### Document segment

Through the decades in yachting circles and especially at the leading club of which he is a member, he was fortunate to be acquainted with individuals who each, in their own way, enriched Greek latter-day nautical history through their passion for the sea and love of adventure. Indicatively and certainly not exclusively, mentioned below are some of these intrepid mariners such as the late Savvas Georgiou, an eternal romantic and seafaring explorer who in 1956, was the first , together with his American companion Sue, to cross the Atlantic Ocean on the smallest ever sailboat (27 footer) to have crossed the Atlantic until then. He was the present author’s first instructor. Also, the late Lakis Kyriakides, Athanasios Anninos with his endless discourses, the late Panos Sgouros and George Gritses, with his fervent zeal for long voyages and who with his homemade 7-meter sailer twice circumnavigated the globe, once in each direction. Also, Manolis Pantelis, who took part in the KIELER WOCHE (Kiel Week) regatta with the late Lakis Kyriakides as crewmember and who, when the latter gave him an order to tack at the final -probably- buoy and go for win, insisted on him repeating the order in ancient Greek or else he would not change course. By the time the frantic and hopelessly pleading Lakis found the apt expression, they had long overrun the buoy and lost the race. In addition, the late Alexandros Lagadas who wrote several interesting books with subjects on antiquity and who built a small dinghy to navigate the route from Frachthi (Peloponnese – opposite Hydra island) to Milos (a Cycladic island in the Aegean Pelagos) in order to revive and demonstrate the millennia old means of transportation of obsidian from Milos to Frachthi ( indeed this connection had been substantiated through detailed analysis of rock stratums/ findings and olden tools). As well as other close friends, such as the Bonas brothers. All these individuals, in one way or another, shaped and broadened their own horizons and directly or indirectly added to the author’s overall knowledge and his nautical individuality … amongst other things.

######
### Material provided

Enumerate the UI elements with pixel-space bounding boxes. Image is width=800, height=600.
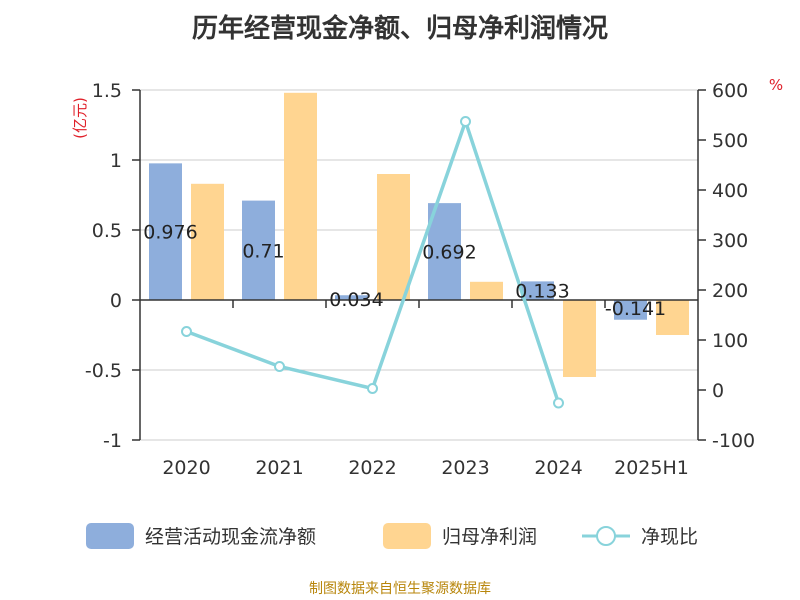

######

• Work to do
Carry on the passage about Greek yachting figures, picking up after its final sentence. The lines above were taken from a separate source.

• The output
2. Some years ago, as devout member of the Piraeus Yacht Club, he would voluntarily take aboard his sailer “Karsana” (the term given to a woman who is from the village of Karya on the verdant island of Lefkas in the Ionian Pelagos, just off and linked by bridge to the eastern mainland of Greece) newly certificated yachters so they could obtain hands-on experience in pleasure cruising, gain confidence and become more competent and at ease with open sea navigation before finally deciding to venture out on their own, alone with their knowledge.

Thus it was, that there were days which were humorously called ‘squall hunts’ because they had to be taught that even if they happened to be caught in a sudden and furious squall, there are ways to get pleasure from the sea without seriously jeopardizing safety or equipment. On calm days and nights, a range of philological, astronomical or… existential questions would be discussed, such conversations almost invariably ending up as wine and song induced bouts of merrymaking. On one such outing, a young crew member enquired as to the differentiations of the terms Ocean, Thalassa (sea), Pelagos, Pontos, Poros and how for example, did the island of Poros (in the Saronic Gulf) came to be named thus.

In the Greek language, nouns are gender or neutrally defined (very often alternating). Thus, for example, the sea is female, the rock is male and the child is neutral (unlike English where nouns are of neutral gender or French, for example, where they are either male or female). Accordingly, because the word ‘island’ in Greek is of female gender, the majority of Greek islands are designated names of female gender. The island of Poros, even though in Greek sounding as if of male gender, contrary to what most Greeks believe, is actually no exception. The island’s ancient name was female as “Kalavria” (Demosthenes – Hecataeus) which translates as Good Aura or Breeze. Its even earlier name was female also as “Eirini” (Antikleides) which means Peace. Both these names are of female gender. Thus the island was designated a name by which to describe it having mild winds blowing and in general, peaceful waters. As indeed it has. A similar association took place in the naming of the old Greek colony in the area of Calabria in Italy, which to the contrary, and before its systematic Greek colonization in the 8th century, was named Vrettia. The only sheltered anchorage at Poros is between it and the mainland and from where the exit to the outer sea (the Saronic Gulf), is via a short and narrow channel. It is this characteristic ‘pore’ which in recent years gave its name to the island of Poros. So, even in those moments of intoxicated cheeriness, other similar bits of… valuable information would be conveyed, such as, for example, that ‘wine’ (innos-male gender) is that which is pure, whereas ‘vino’ (krasi-neutral) when watered down (Translators note: best possible rendition).

Accordingly and following diligent research, the present writer has concluded on the following representative nautical terms that would be recognizable to the seafarers of that time and which are decidedly useful in defining the ‘nautical’ terminology of Atlantis, together of course, with the latest information. For the present, the definitions used circa the 4th century BC are those considered apt.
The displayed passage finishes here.